» PROVIDED PASSAGE
• • •

Outside of the realm of mechanised proof, most HLS tools implement some form of static scheduling. For instance, AMD Vitis HLS [3], LegUp [11, p. 60], Google XLS [21, line 112] and Bambu [18, line 35] all employ SDC-based hyperblock scheduling. Other HLS tools, such as Dynamatic [31], defer scheduling decisions until runtime. It is notable that these unverified tools tend towards fewer, larger passes, where several optimisations are packed into 'scheduling'. This minimises the number of times the solver needs to be invoked, and gives it the best chance of finding a global optimum. Verified tools such as CompCert and Vericert, on the other hand, tend towards more, smaller passes that are individually feasible to prove correct.

Several HLS tools are associated with translation validators, either for an individual scheduling pass [14, 32, 46] or for the HLS tool as a whole [39, 42]. These typically work by establishing equivalence at the level of state machines, whereas we take the approach of comparing symbolic states, because Tristan and Leroy [43] showed it to be viable in the context of a verified compiler. Unlike our work, none of these translation validators provide mechanised proofs of equivalence, so might produce false positives. Google XLS [22] performs scheduling on a dataflow language, which may also be a useful intermediate representation to formalise a scheduler on directly (as opposed to validating each schedule produced). Formalisation of dataflow languages within CompCert is being actively worked on [16, 23], which may make this feasible.

#### 10 CONCLUSION

We have presented the first verified implementations of general if-conversion and hyperblock scheduling, and incorporated them into the Vericert verified HLS tool. The practical value of this work is that it extends verified HLS from the prototype of Herklotz et al. [25] into an increasingly practical tool. On the more conceptual side, our work may prove useful to those implementing other optimisation passes in a verified compiler using solver-powered validation.

There are opportunities for further performance improvements by tweaking the if-conversion heuristics and the implementation of the scheduler. Both of these should be relatively straightforward because neither affects the correctness proof. Longer term, we hope that this implementation of hyperblock scheduling and the new hyperblock intermediate languages provide a base for future HLS-specific optimisations. In particular, the main remaining optimisations that are needed for Vericert to become truly competitive with Bambu are modulo scheduling [47] (which would enable loop pipelining) and memory partitioning.

• • •

» DATA RECORDS
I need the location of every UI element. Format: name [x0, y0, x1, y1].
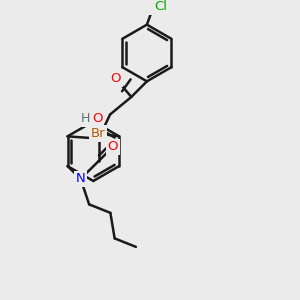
- Text: Cl: Cl: [154, 0, 167, 13]
- Text: Br: Br: [91, 127, 105, 140]
- Text: N: N: [76, 172, 86, 185]
- Text: O: O: [92, 112, 103, 125]
- Text: O: O: [110, 72, 121, 85]
- Text: H: H: [80, 112, 90, 125]
- Text: O: O: [108, 140, 118, 153]
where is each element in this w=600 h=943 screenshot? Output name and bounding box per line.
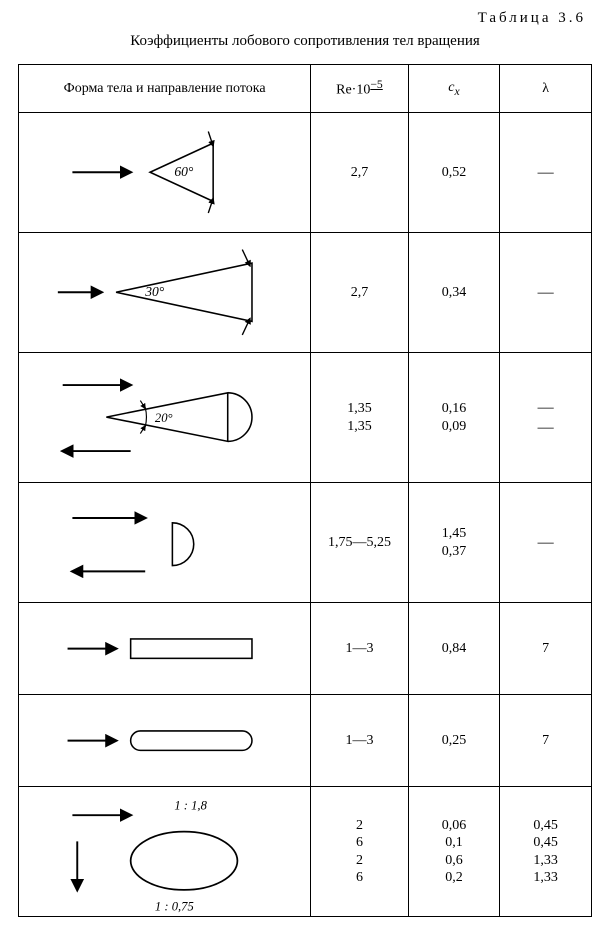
- cone-30-icon: 30°: [19, 234, 310, 350]
- table-row: 60° 2,7 0,52 —: [19, 113, 592, 233]
- table-row: 1—3 0,84 7: [19, 603, 592, 695]
- rounded-cylinder-icon: [19, 696, 310, 785]
- table-row: 30° 2,7 0,34 —: [19, 233, 592, 353]
- flat-cylinder-icon: [19, 604, 310, 693]
- shape-cell: [19, 695, 311, 787]
- table-row: 1,75—5,25 1,450,37 —: [19, 483, 592, 603]
- shape-cell: 1 : 1,8 1 : 0,75: [19, 787, 311, 917]
- re-value: 2,7: [311, 113, 408, 233]
- lambda-value: —: [500, 113, 592, 233]
- col-lambda-header: λ: [500, 65, 592, 113]
- svg-text:1 : 1,8: 1 : 1,8: [174, 799, 207, 813]
- cx-value: 0,34: [408, 233, 500, 353]
- svg-text:1 : 0,75: 1 : 0,75: [155, 900, 194, 914]
- table-label: Таблица 3.6: [18, 10, 586, 27]
- cx-value: 0,25: [408, 695, 500, 787]
- svg-text:60°: 60°: [174, 164, 194, 179]
- lambda-value: —: [500, 233, 592, 353]
- hemisphere-icon: [19, 484, 310, 600]
- cx-value: 0,84: [408, 603, 500, 695]
- col-cx-header: cx: [408, 65, 500, 113]
- cx-value: 1,450,37: [408, 483, 500, 603]
- drag-coefficients-table: Форма тела и направление потока Re·10−5 …: [18, 64, 592, 917]
- lambda-value: ——: [500, 353, 592, 483]
- cone-60-icon: 60°: [19, 114, 310, 230]
- cx-value: 0,160,09: [408, 353, 500, 483]
- table-caption: Коэффициенты лобового сопротивления тел …: [18, 33, 592, 50]
- shape-cell: 30°: [19, 233, 311, 353]
- re-value: 1,351,35: [311, 353, 408, 483]
- svg-text:20°: 20°: [155, 411, 173, 425]
- shape-cell: [19, 483, 311, 603]
- shape-cell: [19, 603, 311, 695]
- re-value: 1—3: [311, 695, 408, 787]
- svg-text:30°: 30°: [144, 284, 165, 299]
- cx-value: 0,06 0,1 0,6 0,2: [408, 787, 500, 917]
- table-row: 20° 1,351,35 0,160,09 ——: [19, 353, 592, 483]
- col-re-header: Re·10−5: [311, 65, 408, 113]
- re-value: 2 6 2 6: [311, 787, 408, 917]
- ellipse-icon: 1 : 1,8 1 : 0,75: [19, 788, 310, 914]
- re-value: 2,7: [311, 233, 408, 353]
- col-shape-header: Форма тела и направление потока: [19, 65, 311, 113]
- re-value: 1—3: [311, 603, 408, 695]
- lambda-value: 0,45 0,45 1,33 1,33: [500, 787, 592, 917]
- shape-cell: 20°: [19, 353, 311, 483]
- cone-20-hemisphere-icon: 20°: [19, 354, 310, 480]
- re-value: 1,75—5,25: [311, 483, 408, 603]
- cx-value: 0,52: [408, 113, 500, 233]
- table-row: 1 : 1,8 1 : 0,75 2 6 2 6 0,06 0,1 0,6 0,…: [19, 787, 592, 917]
- lambda-value: —: [500, 483, 592, 603]
- table-row: 1—3 0,25 7: [19, 695, 592, 787]
- shape-cell: 60°: [19, 113, 311, 233]
- lambda-value: 7: [500, 603, 592, 695]
- lambda-value: 7: [500, 695, 592, 787]
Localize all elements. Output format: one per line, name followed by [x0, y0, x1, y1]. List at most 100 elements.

• • •

» GOALS
A. Answer these from the text on verified hyperblock scheduling:
(i) Which HLS tool is said to defer scheduling decisions until runtime?
(ii) Which authors showed that comparing symbolic states is viable in the context of a verified compiler?
(iii) Which two optimisations are named as the main ones still needed for Vericert to become truly competitive with Bambu?
B. Name every HLS tool that the text on verified hyperblock scheduling says employs SDC-based hyperblock scheduling.
C. Please pick up the text on verified hyperblock scheduling after its last sentence and keep writing it.

» THE REPLIES
A.
(i) Dynamatic
(ii) Tristan and Leroy
(iii) Modulo scheduling and memory partitioning

B. AMD Vitis HLS, LegUp, Google XLS, Bambu

C.
## ACKNOWLEDGMENTS

We would like to thank George Constantinides, Quentin Corradi, Alastair Donaldson, Lana Josipović, Michalis Pardalos, and the anonymous reviewers for their helpful feedback. This work was financially supported by the EPSRC via the Research Institute for Verified Trustworthy Software Systems (VeTSS) and the IRIS Programme Grant (EP/R006865/1).

# ARTEFACT AVAILABILITY

A software artefact of Vericert with hyperblock scheduling, as well as the raw data used in the evaluation section, has been archived [26]. Vericert is open source and is being developed on GitHub:

https://github.com/ymherklotz/vericert

### REFERENCES

- [1] AbsInt. 2019. CompCert release 19.10. https://www.absint.com/releasenotes/compcert/19.10/.
- [2] J. R. Allen, Ken Kennedy, Carrie Porterfield, and Joe Warren. 1983. Conversion of Control Dependence to Data Dependence. In Proceedings of the 10th ACM SIGACT-SIGPLAN Symposium on Principles of Programming Languages (Austin, Texas) (POPL '83). Association for Computing Machinery, New York, NY, USA, 177–189. https://doi.org/10. 1145/567067.567085
- [3] AMD. 2023. Vitis Forums. https://bit.ly/vitisifc (accessed 2023-06-02). Relevant quote from AMD: "If-Conversion aims to convert a sequence of blocks into a single block for better optimization result."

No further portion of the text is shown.